(Dataset rows)
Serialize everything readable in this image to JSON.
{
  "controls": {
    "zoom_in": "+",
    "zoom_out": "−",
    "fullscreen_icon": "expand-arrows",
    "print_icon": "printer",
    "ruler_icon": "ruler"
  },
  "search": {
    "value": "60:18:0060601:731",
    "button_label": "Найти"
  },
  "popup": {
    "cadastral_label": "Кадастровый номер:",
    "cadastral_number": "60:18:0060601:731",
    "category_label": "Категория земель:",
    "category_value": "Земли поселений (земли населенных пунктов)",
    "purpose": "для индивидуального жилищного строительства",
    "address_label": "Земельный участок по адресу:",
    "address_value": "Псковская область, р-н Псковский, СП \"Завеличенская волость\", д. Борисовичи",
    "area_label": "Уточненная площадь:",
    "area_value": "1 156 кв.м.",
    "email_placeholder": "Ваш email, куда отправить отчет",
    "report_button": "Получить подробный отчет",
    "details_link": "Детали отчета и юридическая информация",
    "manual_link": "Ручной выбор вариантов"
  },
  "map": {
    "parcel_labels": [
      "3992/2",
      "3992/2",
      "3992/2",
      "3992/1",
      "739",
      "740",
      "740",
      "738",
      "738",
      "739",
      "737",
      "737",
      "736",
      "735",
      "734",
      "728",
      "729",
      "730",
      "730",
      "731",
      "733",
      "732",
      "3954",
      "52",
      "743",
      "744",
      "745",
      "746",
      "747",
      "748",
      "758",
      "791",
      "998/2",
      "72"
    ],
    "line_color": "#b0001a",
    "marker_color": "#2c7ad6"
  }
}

**TO BE DONE:** Restate every record exactly, leaving nothing out.

**RESULT FOR THIS TASK:**
Serialize everything readable in this image to JSON.
{
  "controls": {
    "zoom_in": "+",
    "zoom_out": "−",
    "fullscreen_icon": "expand-arrows",
    "print_icon": "printer",
    "ruler_icon": "ruler"
  },
  "search": {
    "value": "60:18:0060601:731",
    "button_label": "Найти"
  },
  "popup": {
    "cadastral_label": "Кадастровый номер:",
    "cadastral_number": "60:18:0060601:731",
    "category_label": "Категория земель:",
    "category_value": "Земли поселений (земли населенных пунктов)",
    "purpose": "для индивидуального жилищного строительства",
    "address_label": "Земельный участок по адресу:",
    "address_value": "Псковская область, р-н Псковский, СП \"Завеличенская волость\", д. Борисовичи",
    "area_label": "Уточненная площадь:",
    "area_value": "1 156 кв.м.",
    "email_placeholder": "Ваш email, куда отправить отчет",
    "report_button": "Получить подробный отчет",
    "details_link": "Детали отчета и юридическая информация",
    "manual_link": "Ручной выбор вариантов"
  },
  "map": {
    "parcel_labels": [
      "3992/2",
      "3992/2",
      "3992/2",
      "3992/1",
      "739",
      "740",
      "740",
      "738",
      "738",
      "739",
      "737",
      "737",
      "736",
      "735",
      "734",
      "728",
      "729",
      "730",
      "730",
      "731",
      "733",
      "732",
      "3954",
      "52",
      "743",
      "744",
      "745",
      "746",
      "747",
      "748",
      "758",
      "791",
      "998/2",
      "72"
    ],
    "line_color": "#b0001a",
    "marker_color": "#2c7ad6"
  }
}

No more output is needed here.